>> BEGIN PROVIDED RECORDS

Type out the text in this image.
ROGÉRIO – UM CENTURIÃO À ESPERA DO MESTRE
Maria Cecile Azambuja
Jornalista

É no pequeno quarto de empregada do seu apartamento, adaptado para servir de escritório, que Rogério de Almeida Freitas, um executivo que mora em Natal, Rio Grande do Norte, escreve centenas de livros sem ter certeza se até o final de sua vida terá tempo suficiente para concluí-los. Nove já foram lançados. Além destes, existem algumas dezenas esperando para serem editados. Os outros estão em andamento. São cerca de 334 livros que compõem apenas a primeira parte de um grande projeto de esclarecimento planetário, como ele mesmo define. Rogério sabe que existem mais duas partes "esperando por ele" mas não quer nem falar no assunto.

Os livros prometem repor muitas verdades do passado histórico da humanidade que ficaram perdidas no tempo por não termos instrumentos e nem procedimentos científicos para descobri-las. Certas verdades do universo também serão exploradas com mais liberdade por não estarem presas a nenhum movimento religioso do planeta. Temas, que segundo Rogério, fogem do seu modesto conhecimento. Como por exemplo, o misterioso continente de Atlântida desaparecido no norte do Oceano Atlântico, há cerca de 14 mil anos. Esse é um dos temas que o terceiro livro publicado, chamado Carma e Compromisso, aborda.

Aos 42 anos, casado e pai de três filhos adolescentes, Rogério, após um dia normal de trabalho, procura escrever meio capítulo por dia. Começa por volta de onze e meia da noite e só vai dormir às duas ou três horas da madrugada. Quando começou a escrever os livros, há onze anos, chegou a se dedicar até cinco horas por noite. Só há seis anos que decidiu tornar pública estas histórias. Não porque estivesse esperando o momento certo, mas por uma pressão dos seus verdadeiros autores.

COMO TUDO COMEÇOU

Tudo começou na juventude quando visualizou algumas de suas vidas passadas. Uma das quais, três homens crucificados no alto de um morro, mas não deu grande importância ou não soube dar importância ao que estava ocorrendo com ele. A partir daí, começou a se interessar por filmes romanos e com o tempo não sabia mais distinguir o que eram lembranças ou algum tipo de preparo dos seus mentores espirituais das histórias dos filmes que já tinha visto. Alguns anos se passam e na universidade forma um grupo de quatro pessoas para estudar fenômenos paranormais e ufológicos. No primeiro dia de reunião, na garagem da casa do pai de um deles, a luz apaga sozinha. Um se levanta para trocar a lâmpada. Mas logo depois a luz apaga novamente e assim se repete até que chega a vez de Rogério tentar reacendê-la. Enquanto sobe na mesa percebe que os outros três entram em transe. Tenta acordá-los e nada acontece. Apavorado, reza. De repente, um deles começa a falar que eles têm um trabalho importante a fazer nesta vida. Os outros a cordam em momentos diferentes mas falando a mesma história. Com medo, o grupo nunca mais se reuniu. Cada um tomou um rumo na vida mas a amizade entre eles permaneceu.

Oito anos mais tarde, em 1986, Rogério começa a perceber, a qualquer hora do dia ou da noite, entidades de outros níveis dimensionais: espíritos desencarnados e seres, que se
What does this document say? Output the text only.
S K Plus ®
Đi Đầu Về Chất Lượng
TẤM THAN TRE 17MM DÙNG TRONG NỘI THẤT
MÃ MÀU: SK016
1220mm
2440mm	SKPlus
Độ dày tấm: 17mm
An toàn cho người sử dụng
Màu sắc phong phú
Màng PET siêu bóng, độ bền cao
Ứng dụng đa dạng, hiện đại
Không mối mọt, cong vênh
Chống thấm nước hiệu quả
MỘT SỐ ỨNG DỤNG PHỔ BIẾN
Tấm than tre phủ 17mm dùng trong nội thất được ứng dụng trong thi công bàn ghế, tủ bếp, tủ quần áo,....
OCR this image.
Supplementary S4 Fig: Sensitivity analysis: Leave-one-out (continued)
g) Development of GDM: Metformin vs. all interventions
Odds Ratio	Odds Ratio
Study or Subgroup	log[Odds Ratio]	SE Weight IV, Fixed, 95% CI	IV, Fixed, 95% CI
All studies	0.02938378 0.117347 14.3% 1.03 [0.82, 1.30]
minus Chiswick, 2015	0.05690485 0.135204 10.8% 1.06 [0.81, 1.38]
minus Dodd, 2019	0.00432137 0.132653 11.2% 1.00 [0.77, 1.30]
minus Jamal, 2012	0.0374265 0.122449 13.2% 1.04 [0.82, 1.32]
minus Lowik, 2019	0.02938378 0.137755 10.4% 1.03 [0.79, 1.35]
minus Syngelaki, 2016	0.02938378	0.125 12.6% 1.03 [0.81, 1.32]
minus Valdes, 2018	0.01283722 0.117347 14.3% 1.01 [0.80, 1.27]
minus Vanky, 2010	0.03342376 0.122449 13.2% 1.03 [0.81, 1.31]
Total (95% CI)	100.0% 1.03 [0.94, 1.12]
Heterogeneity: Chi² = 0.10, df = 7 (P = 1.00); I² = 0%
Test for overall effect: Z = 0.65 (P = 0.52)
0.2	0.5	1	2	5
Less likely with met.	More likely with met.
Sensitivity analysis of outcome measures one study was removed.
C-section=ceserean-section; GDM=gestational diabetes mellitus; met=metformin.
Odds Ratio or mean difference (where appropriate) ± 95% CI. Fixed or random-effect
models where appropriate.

>> END PROVIDED RECORDS

GOAL | Every record shown above should be written out again exactly.

RESPONSE TO THIS TASK |
Type out the text in this image.
ROGÉRIO – UM CENTURIÃO À ESPERA DO MESTRE
Maria Cecile Azambuja
Jornalista

É no pequeno quarto de empregada do seu apartamento, adaptado para servir de escritório, que Rogério de Almeida Freitas, um executivo que mora em Natal, Rio Grande do Norte, escreve centenas de livros sem ter certeza se até o final de sua vida terá tempo suficiente para concluí-los. Nove já foram lançados. Além destes, existem algumas dezenas esperando para serem editados. Os outros estão em andamento. São cerca de 334 livros que compõem apenas a primeira parte de um grande projeto de esclarecimento planetário, como ele mesmo define. Rogério sabe que existem mais duas partes "esperando por ele" mas não quer nem falar no assunto.

Os livros prometem repor muitas verdades do passado histórico da humanidade que ficaram perdidas no tempo por não termos instrumentos e nem procedimentos científicos para descobri-las. Certas verdades do universo também serão exploradas com mais liberdade por não estarem presas a nenhum movimento religioso do planeta. Temas, que segundo Rogério, fogem do seu modesto conhecimento. Como por exemplo, o misterioso continente de Atlântida desaparecido no norte do Oceano Atlântico, há cerca de 14 mil anos. Esse é um dos temas que o terceiro livro publicado, chamado Carma e Compromisso, aborda.

Aos 42 anos, casado e pai de três filhos adolescentes, Rogério, após um dia normal de trabalho, procura escrever meio capítulo por dia. Começa por volta de onze e meia da noite e só vai dormir às duas ou três horas da madrugada. Quando começou a escrever os livros, há onze anos, chegou a se dedicar até cinco horas por noite. Só há seis anos que decidiu tornar pública estas histórias. Não porque estivesse esperando o momento certo, mas por uma pressão dos seus verdadeiros autores.

COMO TUDO COMEÇOU

Tudo começou na juventude quando visualizou algumas de suas vidas passadas. Uma das quais, três homens crucificados no alto de um morro, mas não deu grande importância ou não soube dar importância ao que estava ocorrendo com ele. A partir daí, começou a se interessar por filmes romanos e com o tempo não sabia mais distinguir o que eram lembranças ou algum tipo de preparo dos seus mentores espirituais das histórias dos filmes que já tinha visto. Alguns anos se passam e na universidade forma um grupo de quatro pessoas para estudar fenômenos paranormais e ufológicos. No primeiro dia de reunião, na garagem da casa do pai de um deles, a luz apaga sozinha. Um se levanta para trocar a lâmpada. Mas logo depois a luz apaga novamente e assim se repete até que chega a vez de Rogério tentar reacendê-la. Enquanto sobe na mesa percebe que os outros três entram em transe. Tenta acordá-los e nada acontece. Apavorado, reza. De repente, um deles começa a falar que eles têm um trabalho importante a fazer nesta vida. Os outros a cordam em momentos diferentes mas falando a mesma história. Com medo, o grupo nunca mais se reuniu. Cada um tomou um rumo na vida mas a amizade entre eles permaneceu.

Oito anos mais tarde, em 1986, Rogério começa a perceber, a qualquer hora do dia ou da noite, entidades de outros níveis dimensionais: espíritos desencarnados e seres, que se
What does this document say? Output the text only.
S K Plus ®
Đi Đầu Về Chất Lượng
TẤM THAN TRE 17MM DÙNG TRONG NỘI THẤT
MÃ MÀU: SK016
1220mm
2440mm	SKPlus
Độ dày tấm: 17mm
An toàn cho người sử dụng
Màu sắc phong phú
Màng PET siêu bóng, độ bền cao
Ứng dụng đa dạng, hiện đại
Không mối mọt, cong vênh
Chống thấm nước hiệu quả
MỘT SỐ ỨNG DỤNG PHỔ BIẾN
Tấm than tre phủ 17mm dùng trong nội thất được ứng dụng trong thi công bàn ghế, tủ bếp, tủ quần áo,....
OCR this image.
Supplementary S4 Fig: Sensitivity analysis: Leave-one-out (continued)
g) Development of GDM: Metformin vs. all interventions
Odds Ratio	Odds Ratio
Study or Subgroup	log[Odds Ratio]	SE Weight IV, Fixed, 95% CI	IV, Fixed, 95% CI
All studies	0.02938378 0.117347 14.3% 1.03 [0.82, 1.30]
minus Chiswick, 2015	0.05690485 0.135204 10.8% 1.06 [0.81, 1.38]
minus Dodd, 2019	0.00432137 0.132653 11.2% 1.00 [0.77, 1.30]
minus Jamal, 2012	0.0374265 0.122449 13.2% 1.04 [0.82, 1.32]
minus Lowik, 2019	0.02938378 0.137755 10.4% 1.03 [0.79, 1.35]
minus Syngelaki, 2016	0.02938378	0.125 12.6% 1.03 [0.81, 1.32]
minus Valdes, 2018	0.01283722 0.117347 14.3% 1.01 [0.80, 1.27]
minus Vanky, 2010	0.03342376 0.122449 13.2% 1.03 [0.81, 1.31]
Total (95% CI)	100.0% 1.03 [0.94, 1.12]
Heterogeneity: Chi² = 0.10, df = 7 (P = 1.00); I² = 0%
Test for overall effect: Z = 0.65 (P = 0.52)
0.2	0.5	1	2	5
Less likely with met.	More likely with met.
Sensitivity analysis of outcome measures one study was removed.
C-section=ceserean-section; GDM=gestational diabetes mellitus; met=metformin.
Odds Ratio or mean difference (where appropriate) ± 95% CI. Fixed or random-effect
models where appropriate.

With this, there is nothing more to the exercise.